■ Given instruction ■
Without the pictures, return all of the material exactly as written.

=-=-=-=-=

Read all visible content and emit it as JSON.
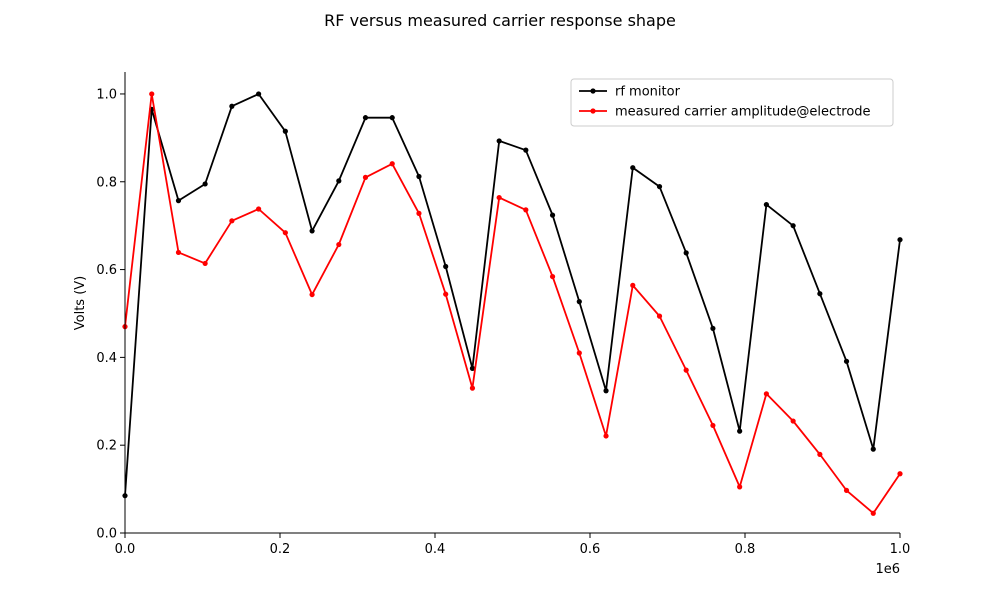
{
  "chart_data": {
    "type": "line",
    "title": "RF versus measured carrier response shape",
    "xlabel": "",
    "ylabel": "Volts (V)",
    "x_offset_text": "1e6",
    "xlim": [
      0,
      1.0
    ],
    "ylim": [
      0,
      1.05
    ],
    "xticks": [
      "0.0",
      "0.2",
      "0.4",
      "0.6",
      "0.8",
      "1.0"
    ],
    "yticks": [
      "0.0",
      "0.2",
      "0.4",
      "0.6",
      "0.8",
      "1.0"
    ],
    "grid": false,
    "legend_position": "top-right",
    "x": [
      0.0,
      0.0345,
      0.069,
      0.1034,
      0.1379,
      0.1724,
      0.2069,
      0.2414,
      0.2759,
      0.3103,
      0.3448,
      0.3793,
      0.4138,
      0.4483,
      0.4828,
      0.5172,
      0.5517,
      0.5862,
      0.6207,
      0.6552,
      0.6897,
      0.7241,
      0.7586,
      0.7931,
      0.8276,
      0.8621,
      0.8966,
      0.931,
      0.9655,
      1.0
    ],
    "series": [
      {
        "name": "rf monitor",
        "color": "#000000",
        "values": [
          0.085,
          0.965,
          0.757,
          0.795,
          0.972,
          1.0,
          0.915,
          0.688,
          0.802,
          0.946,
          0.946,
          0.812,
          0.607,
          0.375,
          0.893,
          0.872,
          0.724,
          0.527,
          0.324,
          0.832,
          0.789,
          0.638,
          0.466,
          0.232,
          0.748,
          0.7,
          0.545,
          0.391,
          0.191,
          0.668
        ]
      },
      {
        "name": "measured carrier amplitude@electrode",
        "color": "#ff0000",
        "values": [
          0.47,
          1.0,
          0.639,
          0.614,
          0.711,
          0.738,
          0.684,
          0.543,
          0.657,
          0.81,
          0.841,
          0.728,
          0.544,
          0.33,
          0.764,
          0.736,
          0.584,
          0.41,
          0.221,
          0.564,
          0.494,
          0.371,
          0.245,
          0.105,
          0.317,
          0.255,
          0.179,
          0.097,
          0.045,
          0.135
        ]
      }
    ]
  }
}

=-=-=-=-=

■ Task response ■
Read all visible content and emit it as JSON.
{
  "chart_data": {
    "type": "line",
    "title": "RF versus measured carrier response shape",
    "xlabel": "",
    "ylabel": "Volts (V)",
    "x_offset_text": "1e6",
    "xlim": [
      0,
      1.0
    ],
    "ylim": [
      0,
      1.05
    ],
    "xticks": [
      "0.0",
      "0.2",
      "0.4",
      "0.6",
      "0.8",
      "1.0"
    ],
    "yticks": [
      "0.0",
      "0.2",
      "0.4",
      "0.6",
      "0.8",
      "1.0"
    ],
    "grid": false,
    "legend_position": "top-right",
    "x": [
      0.0,
      0.0345,
      0.069,
      0.1034,
      0.1379,
      0.1724,
      0.2069,
      0.2414,
      0.2759,
      0.3103,
      0.3448,
      0.3793,
      0.4138,
      0.4483,
      0.4828,
      0.5172,
      0.5517,
      0.5862,
      0.6207,
      0.6552,
      0.6897,
      0.7241,
      0.7586,
      0.7931,
      0.8276,
      0.8621,
      0.8966,
      0.931,
      0.9655,
      1.0
    ],
    "series": [
      {
        "name": "rf monitor",
        "color": "#000000",
        "values": [
          0.085,
          0.965,
          0.757,
          0.795,
          0.972,
          1.0,
          0.915,
          0.688,
          0.802,
          0.946,
          0.946,
          0.812,
          0.607,
          0.375,
          0.893,
          0.872,
          0.724,
          0.527,
          0.324,
          0.832,
          0.789,
          0.638,
          0.466,
          0.232,
          0.748,
          0.7,
          0.545,
          0.391,
          0.191,
          0.668
        ]
      },
      {
        "name": "measured carrier amplitude@electrode",
        "color": "#ff0000",
        "values": [
          0.47,
          1.0,
          0.639,
          0.614,
          0.711,
          0.738,
          0.684,
          0.543,
          0.657,
          0.81,
          0.841,
          0.728,
          0.544,
          0.33,
          0.764,
          0.736,
          0.584,
          0.41,
          0.221,
          0.564,
          0.494,
          0.371,
          0.245,
          0.105,
          0.317,
          0.255,
          0.179,
          0.097,
          0.045,
          0.135
        ]
      }
    ]
  }
}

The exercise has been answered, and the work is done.